▶ [Task objective]
Identify every line in the records below that contains the word "subtitle", and reproduce each one.

▶ [Entries shown]
§
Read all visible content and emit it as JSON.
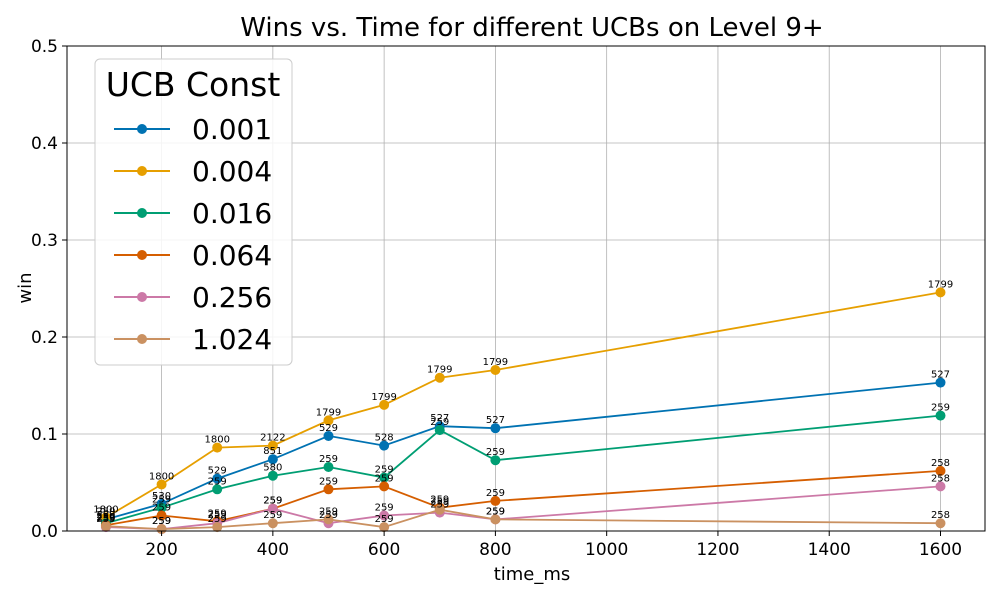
{
  "chart_data": {
    "type": "line",
    "title": "Wins vs. Time for different UCBs on Level 9+",
    "xlabel": "time_ms",
    "ylabel": "win",
    "xlim": [
      30,
      1680
    ],
    "ylim": [
      0,
      0.5
    ],
    "xticks": [
      200,
      400,
      600,
      800,
      1000,
      1200,
      1400,
      1600
    ],
    "yticks": [
      0.0,
      0.1,
      0.2,
      0.3,
      0.4,
      0.5
    ],
    "grid": true,
    "legend": {
      "title": "UCB Const",
      "placement": "top-left"
    },
    "x": [
      100,
      200,
      300,
      400,
      500,
      600,
      700,
      800,
      1600
    ],
    "series": [
      {
        "name": "0.001",
        "color": "#0072b2",
        "values": [
          0.012,
          0.028,
          0.054,
          0.074,
          0.098,
          0.088,
          0.108,
          0.106,
          0.153
        ],
        "labels": [
          "259",
          "530",
          "529",
          "851",
          "529",
          "528",
          "527",
          "527",
          "527"
        ]
      },
      {
        "name": "0.004",
        "color": "#e69f00",
        "values": [
          0.014,
          0.048,
          0.086,
          0.088,
          0.114,
          0.13,
          0.158,
          0.166,
          0.246
        ],
        "labels": [
          "1800",
          "1800",
          "1800",
          "2122",
          "1799",
          "1799",
          "1799",
          "1799",
          "1799"
        ]
      },
      {
        "name": "0.016",
        "color": "#009e73",
        "values": [
          0.008,
          0.024,
          0.043,
          0.057,
          0.066,
          0.055,
          0.104,
          0.073,
          0.119
        ],
        "labels": [
          "259",
          "259",
          "259",
          "580",
          "259",
          "259",
          "259",
          "259",
          "259"
        ]
      },
      {
        "name": "0.064",
        "color": "#d55e00",
        "values": [
          0.006,
          0.016,
          0.01,
          0.023,
          0.043,
          0.046,
          0.024,
          0.031,
          0.062
        ],
        "labels": [
          "259",
          "259",
          "259",
          "259",
          "259",
          "259",
          "259",
          "259",
          "258"
        ]
      },
      {
        "name": "0.256",
        "color": "#cc79a7",
        "values": [
          0.004,
          0.002,
          0.008,
          0.023,
          0.008,
          0.016,
          0.019,
          0.012,
          0.046
        ],
        "labels": [
          "259",
          "259",
          "259",
          "259",
          "259",
          "259",
          "259",
          "259",
          "258"
        ]
      },
      {
        "name": "1.024",
        "color": "#ca9161",
        "values": [
          0.005,
          0.002,
          0.004,
          0.008,
          0.012,
          0.004,
          0.022,
          0.012,
          0.008
        ],
        "labels": [
          "259",
          "259",
          "259",
          "259",
          "259",
          "259",
          "259",
          "259",
          "258"
        ]
      }
    ]
  }
}
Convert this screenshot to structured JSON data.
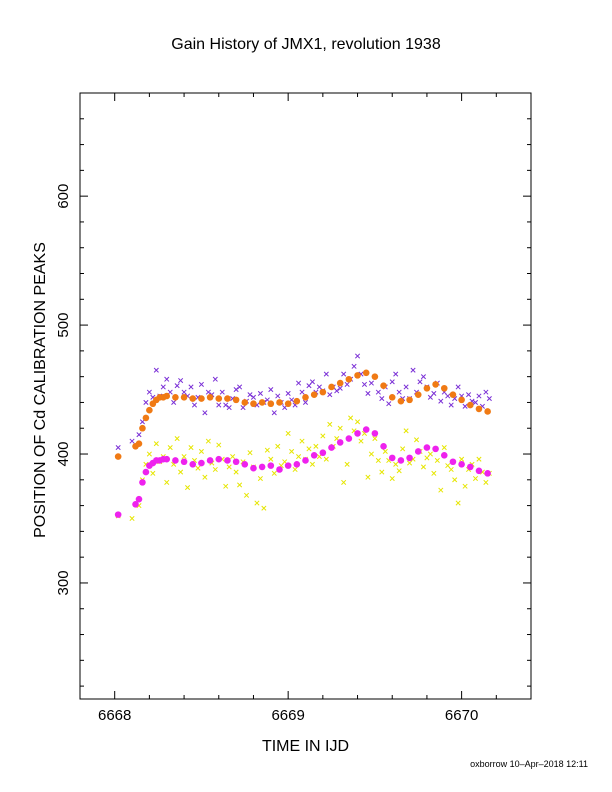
{
  "chart_data": {
    "type": "scatter",
    "title": "Gain History of JMX1, revolution 1938",
    "xlabel": "TIME IN IJD",
    "ylabel": "POSITION OF Cd CALIBRATION PEAKS",
    "xlim": [
      6667.8,
      6670.4
    ],
    "ylim": [
      210,
      680
    ],
    "xticks": [
      6668,
      6669,
      6670
    ],
    "yticks": [
      300,
      400,
      500,
      600
    ],
    "grid": false,
    "colors": {
      "high_raw": "#7a2fd6",
      "high_smooth": "#f07a14",
      "low_raw": "#e6e600",
      "low_smooth": "#ee22ee"
    },
    "series": [
      {
        "marker": "x",
        "x": [
          6668.02,
          6668.1,
          6668.14,
          6668.16,
          6668.18,
          6668.2,
          6668.22,
          6668.24,
          6668.26,
          6668.28,
          6668.3,
          6668.32,
          6668.34,
          6668.36,
          6668.38,
          6668.4,
          6668.42,
          6668.44,
          6668.46,
          6668.48,
          6668.5,
          6668.52,
          6668.54,
          6668.56,
          6668.58,
          6668.6,
          6668.62,
          6668.64,
          6668.66,
          6668.68,
          6668.7,
          6668.72,
          6668.74,
          6668.76,
          6668.78,
          6668.8,
          6668.82,
          6668.84,
          6668.86,
          6668.88,
          6668.9,
          6668.92,
          6668.94,
          6668.96,
          6668.98,
          6669.0,
          6669.02,
          6669.04,
          6669.06,
          6669.08,
          6669.1,
          6669.12,
          6669.14,
          6669.16,
          6669.18,
          6669.2,
          6669.22,
          6669.24,
          6669.26,
          6669.28,
          6669.3,
          6669.32,
          6669.34,
          6669.36,
          6669.38,
          6669.4,
          6669.42,
          6669.44,
          6669.46,
          6669.48,
          6669.5,
          6669.52,
          6669.54,
          6669.56,
          6669.58,
          6669.6,
          6669.62,
          6669.64,
          6669.66,
          6669.68,
          6669.7,
          6669.72,
          6669.74,
          6669.76,
          6669.78,
          6669.8,
          6669.82,
          6669.84,
          6669.86,
          6669.88,
          6669.9,
          6669.92,
          6669.94,
          6669.96,
          6669.98,
          6670.0,
          6670.02,
          6670.04,
          6670.06,
          6670.08,
          6670.1,
          6670.12,
          6670.14,
          6670.16
        ],
        "y": [
          405,
          410,
          415,
          425,
          440,
          448,
          444,
          465,
          445,
          452,
          458,
          448,
          440,
          453,
          457,
          448,
          445,
          452,
          438,
          444,
          454,
          432,
          448,
          446,
          458,
          438,
          448,
          438,
          436,
          443,
          450,
          452,
          436,
          441,
          446,
          444,
          438,
          447,
          440,
          442,
          450,
          432,
          445,
          440,
          436,
          447,
          442,
          438,
          455,
          448,
          440,
          453,
          456,
          448,
          452,
          449,
          462,
          446,
          452,
          449,
          451,
          462,
          454,
          458,
          468,
          476,
          462,
          454,
          447,
          455,
          460,
          448,
          443,
          452,
          439,
          456,
          462,
          448,
          443,
          452,
          443,
          465,
          448,
          456,
          460,
          452,
          444,
          447,
          455,
          441,
          448,
          445,
          438,
          443,
          452,
          445,
          437,
          446,
          441,
          440,
          445,
          437,
          448,
          443
        ]
      },
      {
        "marker": "dot",
        "x": [
          6668.02,
          6668.12,
          6668.14,
          6668.16,
          6668.18,
          6668.2,
          6668.22,
          6668.24,
          6668.26,
          6668.28,
          6668.3,
          6668.35,
          6668.4,
          6668.45,
          6668.5,
          6668.55,
          6668.6,
          6668.65,
          6668.7,
          6668.75,
          6668.8,
          6668.85,
          6668.9,
          6668.95,
          6669.0,
          6669.05,
          6669.1,
          6669.15,
          6669.2,
          6669.25,
          6669.3,
          6669.35,
          6669.4,
          6669.45,
          6669.5,
          6669.55,
          6669.6,
          6669.65,
          6669.7,
          6669.75,
          6669.8,
          6669.85,
          6669.9,
          6669.95,
          6670.0,
          6670.05,
          6670.1,
          6670.15
        ],
        "y": [
          398,
          406,
          408,
          420,
          428,
          434,
          439,
          442,
          444,
          444,
          445,
          444,
          444,
          443,
          443,
          444,
          443,
          443,
          442,
          440,
          439,
          440,
          439,
          440,
          439,
          441,
          444,
          446,
          448,
          452,
          455,
          458,
          461,
          463,
          460,
          453,
          444,
          441,
          442,
          446,
          451,
          454,
          451,
          446,
          442,
          438,
          435,
          433
        ]
      },
      {
        "marker": "x",
        "x": [
          6668.02,
          6668.1,
          6668.14,
          6668.16,
          6668.18,
          6668.2,
          6668.22,
          6668.24,
          6668.26,
          6668.28,
          6668.3,
          6668.32,
          6668.34,
          6668.36,
          6668.38,
          6668.4,
          6668.42,
          6668.44,
          6668.46,
          6668.48,
          6668.5,
          6668.52,
          6668.54,
          6668.56,
          6668.58,
          6668.6,
          6668.62,
          6668.64,
          6668.66,
          6668.68,
          6668.7,
          6668.72,
          6668.74,
          6668.76,
          6668.78,
          6668.8,
          6668.82,
          6668.84,
          6668.86,
          6668.88,
          6668.9,
          6668.92,
          6668.94,
          6668.96,
          6668.98,
          6669.0,
          6669.02,
          6669.04,
          6669.06,
          6669.08,
          6669.1,
          6669.12,
          6669.14,
          6669.16,
          6669.18,
          6669.2,
          6669.22,
          6669.24,
          6669.26,
          6669.28,
          6669.3,
          6669.32,
          6669.34,
          6669.36,
          6669.38,
          6669.4,
          6669.42,
          6669.44,
          6669.46,
          6669.48,
          6669.5,
          6669.52,
          6669.54,
          6669.56,
          6669.58,
          6669.6,
          6669.62,
          6669.64,
          6669.66,
          6669.68,
          6669.7,
          6669.72,
          6669.74,
          6669.76,
          6669.78,
          6669.8,
          6669.82,
          6669.84,
          6669.86,
          6669.88,
          6669.9,
          6669.92,
          6669.94,
          6669.96,
          6669.98,
          6670.0,
          6670.02,
          6670.04,
          6670.06,
          6670.08,
          6670.1,
          6670.12,
          6670.14,
          6670.16
        ],
        "y": [
          352,
          350,
          360,
          380,
          392,
          400,
          385,
          408,
          394,
          398,
          378,
          405,
          392,
          412,
          386,
          398,
          374,
          405,
          395,
          389,
          402,
          382,
          410,
          393,
          388,
          407,
          396,
          375,
          390,
          398,
          386,
          376,
          394,
          368,
          401,
          390,
          362,
          381,
          358,
          403,
          396,
          385,
          406,
          391,
          394,
          416,
          402,
          388,
          398,
          410,
          396,
          404,
          392,
          406,
          398,
          414,
          396,
          423,
          406,
          412,
          420,
          378,
          392,
          428,
          418,
          425,
          410,
          416,
          382,
          400,
          412,
          395,
          386,
          402,
          395,
          381,
          392,
          387,
          404,
          418,
          393,
          396,
          411,
          402,
          390,
          397,
          400,
          385,
          395,
          372,
          405,
          391,
          388,
          380,
          362,
          396,
          375,
          388,
          392,
          381,
          396,
          386,
          378,
          385
        ]
      },
      {
        "marker": "dot",
        "x": [
          6668.02,
          6668.12,
          6668.14,
          6668.16,
          6668.18,
          6668.2,
          6668.22,
          6668.24,
          6668.26,
          6668.28,
          6668.3,
          6668.35,
          6668.4,
          6668.45,
          6668.5,
          6668.55,
          6668.6,
          6668.65,
          6668.7,
          6668.75,
          6668.8,
          6668.85,
          6668.9,
          6668.95,
          6669.0,
          6669.05,
          6669.1,
          6669.15,
          6669.2,
          6669.25,
          6669.3,
          6669.35,
          6669.4,
          6669.45,
          6669.5,
          6669.55,
          6669.6,
          6669.65,
          6669.7,
          6669.75,
          6669.8,
          6669.85,
          6669.9,
          6669.95,
          6670.0,
          6670.05,
          6670.1,
          6670.15
        ],
        "y": [
          353,
          361,
          365,
          378,
          386,
          391,
          393,
          395,
          395,
          396,
          396,
          395,
          394,
          392,
          393,
          395,
          396,
          395,
          394,
          392,
          389,
          390,
          391,
          388,
          391,
          392,
          395,
          399,
          401,
          405,
          409,
          412,
          416,
          419,
          416,
          406,
          397,
          395,
          397,
          402,
          405,
          404,
          399,
          394,
          392,
          390,
          387,
          385
        ]
      }
    ]
  },
  "footer": "oxborrow 10–Apr–2018 12:11"
}
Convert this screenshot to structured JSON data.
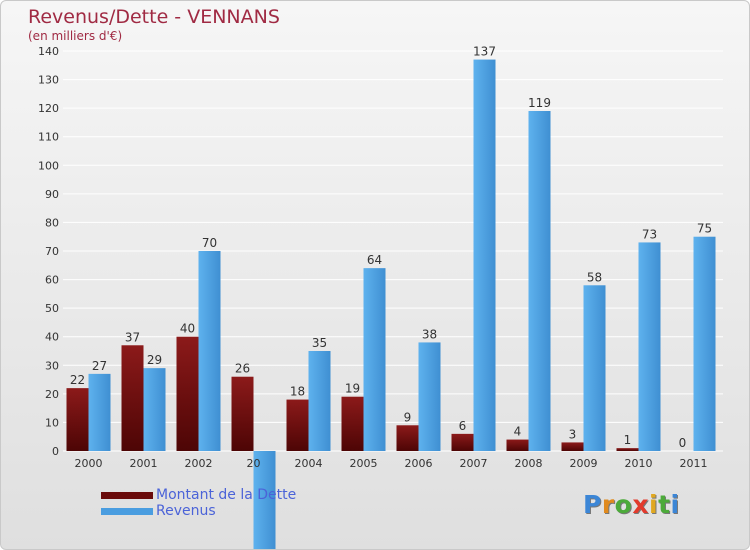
{
  "title": "Revenus/Dette - VENNANS",
  "subtitle": "(en milliers d'€)",
  "logo": {
    "text": "Proxiti",
    "colors": [
      "#3c86d6",
      "#e08a1e",
      "#4caa3a",
      "#e23a2c",
      "#e0a820",
      "#4caa3a",
      "#3c86d6"
    ]
  },
  "colors": {
    "debt_top": "#8c1a1a",
    "debt_bottom": "#4d0505",
    "revenue_light": "#5eb2ee",
    "revenue_dark": "#3f8fd2",
    "title": "#a02a43",
    "legend_text": "#4b63d8",
    "grid": "#ffffff"
  },
  "legend": {
    "items": [
      {
        "label": "Montant de la Dette",
        "color": "#6a0b0b"
      },
      {
        "label": "Revenus",
        "color": "#4a9de0"
      }
    ],
    "placement": "bottom-left"
  },
  "chart_data": {
    "type": "bar",
    "title": "Revenus/Dette - VENNANS",
    "subtitle": "(en milliers d'€)",
    "categories": [
      "2000",
      "2001",
      "2002",
      "2003",
      "2004",
      "2005",
      "2006",
      "2007",
      "2008",
      "2009",
      "2010",
      "2011"
    ],
    "category_labels": [
      "2000",
      "2001",
      "2002",
      "20",
      "2004",
      "2005",
      "2006",
      "2007",
      "2008",
      "2009",
      "2010",
      "2011"
    ],
    "series": [
      {
        "name": "Montant de la Dette",
        "values": [
          22,
          37,
          40,
          26,
          18,
          19,
          9,
          6,
          4,
          3,
          1,
          0
        ]
      },
      {
        "name": "Revenus",
        "values": [
          27,
          29,
          70,
          null,
          35,
          64,
          38,
          137,
          119,
          58,
          73,
          75
        ]
      }
    ],
    "value_labels": [
      [
        "22",
        "37",
        "40",
        "26",
        "18",
        "19",
        "9",
        "6",
        "4",
        "3",
        "1",
        "0"
      ],
      [
        "27",
        "29",
        "70",
        "",
        "35",
        "64",
        "38",
        "137",
        "119",
        "58",
        "73",
        "75"
      ]
    ],
    "ylim": [
      0,
      140
    ],
    "yticks": [
      0,
      10,
      20,
      30,
      40,
      50,
      60,
      70,
      80,
      90,
      100,
      110,
      120,
      130,
      140
    ],
    "grid": true
  }
}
§
▶ [Expected answer]
  "subtitle": "(en milliers d'€)",
    "subtitle": "(en milliers d'€)",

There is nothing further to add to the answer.